→ Given exercise:
Could you repeat each of the entries below word for word, leaving out the pictures?

→ Information supplied:
══════════════════════════════

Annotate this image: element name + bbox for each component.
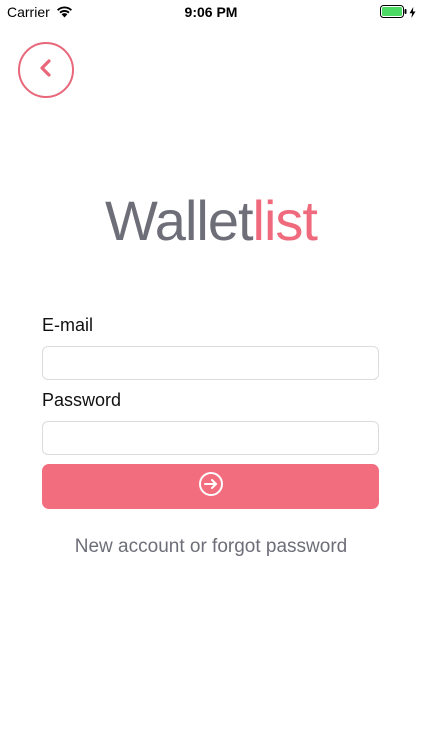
logo-list-text: list xyxy=(252,189,318,252)
email-label: E-mail xyxy=(42,315,94,335)
new-account-forgot-password-link[interactable]: New account or forgot password xyxy=(0,536,422,558)
login-button[interactable] xyxy=(42,464,379,509)
status-bar: Carrier 9:06 PM xyxy=(0,0,422,24)
sign-in-icon xyxy=(198,471,224,502)
email-field[interactable] xyxy=(42,346,379,380)
back-button[interactable] xyxy=(18,42,74,98)
password-label: Password xyxy=(42,390,122,410)
app-logo: Walletlist xyxy=(0,188,422,254)
logo-wallet-text: Wallet xyxy=(105,189,254,252)
bolt-icon xyxy=(409,5,416,23)
chevron-left-icon xyxy=(38,58,54,82)
battery-group xyxy=(380,5,416,23)
battery-icon xyxy=(380,5,407,23)
password-field[interactable] xyxy=(42,421,379,455)
status-time: 9:06 PM xyxy=(184,4,238,20)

══════════════════════════════

→ Solved problem:
Annotate this image: element name + bbox for each component.
logo-list-text: list xyxy=(252,189,318,252)
email-label: E-mail xyxy=(42,315,94,335)
new-account-forgot-password-link[interactable]: New account or forgot password xyxy=(0,536,422,558)
login-button[interactable] xyxy=(42,464,379,509)
status-bar: Carrier 9:06 PM xyxy=(0,0,422,24)
sign-in-icon xyxy=(198,471,224,502)
email-field[interactable] xyxy=(42,346,379,380)
back-button[interactable] xyxy=(18,42,74,98)
password-label: Password xyxy=(42,390,122,410)
app-logo: Walletlist xyxy=(0,188,422,254)
logo-wallet-text: Wallet xyxy=(105,189,254,252)
bolt-icon xyxy=(409,5,416,23)
chevron-left-icon xyxy=(38,58,54,82)
battery-group xyxy=(380,5,416,23)
battery-icon xyxy=(380,5,407,23)
password-field[interactable] xyxy=(42,421,379,455)
status-time: 9:06 PM xyxy=(184,4,238,20)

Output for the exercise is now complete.